____ MATERIAL SUPPLIED

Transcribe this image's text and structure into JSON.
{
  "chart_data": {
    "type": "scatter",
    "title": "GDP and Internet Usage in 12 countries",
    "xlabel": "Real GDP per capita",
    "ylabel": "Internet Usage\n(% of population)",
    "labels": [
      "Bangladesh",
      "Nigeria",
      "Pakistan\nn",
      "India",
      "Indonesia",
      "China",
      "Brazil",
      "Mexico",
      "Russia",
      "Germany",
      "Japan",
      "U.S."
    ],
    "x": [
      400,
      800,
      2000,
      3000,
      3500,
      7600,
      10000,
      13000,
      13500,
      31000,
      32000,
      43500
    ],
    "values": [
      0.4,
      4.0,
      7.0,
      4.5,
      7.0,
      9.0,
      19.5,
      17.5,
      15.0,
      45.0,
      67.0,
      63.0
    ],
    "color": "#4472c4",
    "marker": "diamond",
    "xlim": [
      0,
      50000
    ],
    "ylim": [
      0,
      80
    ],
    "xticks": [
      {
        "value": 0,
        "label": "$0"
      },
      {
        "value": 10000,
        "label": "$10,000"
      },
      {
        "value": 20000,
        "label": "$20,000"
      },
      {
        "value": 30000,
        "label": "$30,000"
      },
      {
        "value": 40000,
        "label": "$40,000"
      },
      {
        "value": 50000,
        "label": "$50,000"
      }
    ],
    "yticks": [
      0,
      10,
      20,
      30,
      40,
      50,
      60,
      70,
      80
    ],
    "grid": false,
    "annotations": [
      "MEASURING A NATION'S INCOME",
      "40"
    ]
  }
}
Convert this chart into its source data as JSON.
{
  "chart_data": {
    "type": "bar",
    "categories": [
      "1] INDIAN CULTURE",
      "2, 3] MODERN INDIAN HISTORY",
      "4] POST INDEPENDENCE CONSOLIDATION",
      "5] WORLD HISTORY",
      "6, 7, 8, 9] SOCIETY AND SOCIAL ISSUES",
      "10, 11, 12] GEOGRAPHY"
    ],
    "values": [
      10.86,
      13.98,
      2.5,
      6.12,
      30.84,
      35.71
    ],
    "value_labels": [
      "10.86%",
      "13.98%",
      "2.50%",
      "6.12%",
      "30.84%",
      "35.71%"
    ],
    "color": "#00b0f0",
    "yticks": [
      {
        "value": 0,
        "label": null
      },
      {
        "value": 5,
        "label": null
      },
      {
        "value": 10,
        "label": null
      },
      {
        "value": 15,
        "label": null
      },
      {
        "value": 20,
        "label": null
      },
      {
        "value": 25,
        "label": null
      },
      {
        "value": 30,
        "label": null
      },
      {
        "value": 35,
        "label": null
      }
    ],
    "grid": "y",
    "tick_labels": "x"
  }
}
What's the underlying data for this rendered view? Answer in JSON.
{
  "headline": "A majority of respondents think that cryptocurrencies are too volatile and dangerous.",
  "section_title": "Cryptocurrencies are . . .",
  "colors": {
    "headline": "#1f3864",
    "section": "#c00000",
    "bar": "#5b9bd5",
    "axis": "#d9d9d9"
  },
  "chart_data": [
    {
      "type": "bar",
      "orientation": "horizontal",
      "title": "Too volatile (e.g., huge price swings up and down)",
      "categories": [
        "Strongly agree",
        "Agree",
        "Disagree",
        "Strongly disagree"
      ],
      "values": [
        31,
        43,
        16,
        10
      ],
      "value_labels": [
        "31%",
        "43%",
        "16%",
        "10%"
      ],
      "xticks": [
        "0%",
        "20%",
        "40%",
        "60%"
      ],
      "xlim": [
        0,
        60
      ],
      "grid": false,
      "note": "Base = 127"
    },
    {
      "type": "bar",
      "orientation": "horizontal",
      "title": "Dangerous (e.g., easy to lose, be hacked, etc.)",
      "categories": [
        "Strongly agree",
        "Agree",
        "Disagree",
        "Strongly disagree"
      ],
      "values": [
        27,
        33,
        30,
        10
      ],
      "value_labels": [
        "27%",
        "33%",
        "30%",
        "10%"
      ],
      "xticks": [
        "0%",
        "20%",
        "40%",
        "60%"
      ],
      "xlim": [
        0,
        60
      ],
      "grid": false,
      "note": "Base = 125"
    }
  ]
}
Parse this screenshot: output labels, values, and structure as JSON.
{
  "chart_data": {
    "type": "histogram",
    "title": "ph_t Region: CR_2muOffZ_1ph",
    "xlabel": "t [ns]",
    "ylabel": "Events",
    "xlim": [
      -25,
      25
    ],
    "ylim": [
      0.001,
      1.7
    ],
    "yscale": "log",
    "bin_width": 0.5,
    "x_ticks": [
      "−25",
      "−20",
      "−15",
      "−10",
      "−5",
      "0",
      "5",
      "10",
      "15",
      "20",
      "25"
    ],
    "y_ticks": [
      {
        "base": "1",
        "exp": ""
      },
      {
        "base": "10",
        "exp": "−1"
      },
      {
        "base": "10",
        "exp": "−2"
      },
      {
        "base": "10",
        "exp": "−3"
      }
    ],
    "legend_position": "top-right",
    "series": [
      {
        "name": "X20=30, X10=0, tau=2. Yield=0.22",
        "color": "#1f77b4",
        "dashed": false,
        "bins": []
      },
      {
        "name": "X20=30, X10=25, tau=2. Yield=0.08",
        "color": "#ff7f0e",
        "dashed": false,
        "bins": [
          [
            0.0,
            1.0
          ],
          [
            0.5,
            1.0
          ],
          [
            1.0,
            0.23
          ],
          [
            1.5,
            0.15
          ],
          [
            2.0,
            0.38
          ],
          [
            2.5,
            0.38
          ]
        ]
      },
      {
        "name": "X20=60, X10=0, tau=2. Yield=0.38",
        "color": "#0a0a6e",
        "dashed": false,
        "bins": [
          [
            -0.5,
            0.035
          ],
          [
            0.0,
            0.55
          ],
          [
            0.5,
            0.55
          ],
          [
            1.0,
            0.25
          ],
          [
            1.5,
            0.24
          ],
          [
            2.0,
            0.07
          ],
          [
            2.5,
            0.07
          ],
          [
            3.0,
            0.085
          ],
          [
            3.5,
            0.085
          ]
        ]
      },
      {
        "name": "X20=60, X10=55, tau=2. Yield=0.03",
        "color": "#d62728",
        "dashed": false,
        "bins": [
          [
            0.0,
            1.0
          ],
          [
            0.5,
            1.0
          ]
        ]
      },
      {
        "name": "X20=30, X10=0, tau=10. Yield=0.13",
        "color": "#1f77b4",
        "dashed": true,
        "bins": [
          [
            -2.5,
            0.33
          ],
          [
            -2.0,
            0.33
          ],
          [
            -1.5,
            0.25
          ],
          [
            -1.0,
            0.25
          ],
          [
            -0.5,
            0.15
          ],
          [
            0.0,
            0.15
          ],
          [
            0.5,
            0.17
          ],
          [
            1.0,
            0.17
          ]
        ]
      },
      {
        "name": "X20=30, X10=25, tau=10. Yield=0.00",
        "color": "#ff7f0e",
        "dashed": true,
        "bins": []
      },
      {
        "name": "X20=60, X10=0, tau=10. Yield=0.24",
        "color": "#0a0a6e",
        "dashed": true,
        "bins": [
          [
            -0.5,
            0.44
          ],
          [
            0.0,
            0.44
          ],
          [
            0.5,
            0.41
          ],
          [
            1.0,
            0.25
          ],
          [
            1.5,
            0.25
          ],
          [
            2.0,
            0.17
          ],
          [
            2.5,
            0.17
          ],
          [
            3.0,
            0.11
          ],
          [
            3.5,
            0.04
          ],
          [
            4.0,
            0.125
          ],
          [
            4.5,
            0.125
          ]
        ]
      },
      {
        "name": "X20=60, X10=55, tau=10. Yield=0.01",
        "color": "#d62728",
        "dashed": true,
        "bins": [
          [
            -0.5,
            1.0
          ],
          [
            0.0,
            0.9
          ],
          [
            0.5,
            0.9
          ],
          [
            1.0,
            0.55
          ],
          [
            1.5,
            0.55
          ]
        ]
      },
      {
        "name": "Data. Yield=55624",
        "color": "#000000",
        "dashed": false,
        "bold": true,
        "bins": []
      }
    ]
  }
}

________

THE PROBLEM =>
What is the number of lines in the listing that contain the string "HISTORY"? Reply with that number alone.

RESPONSE TO THIS TASK =>
2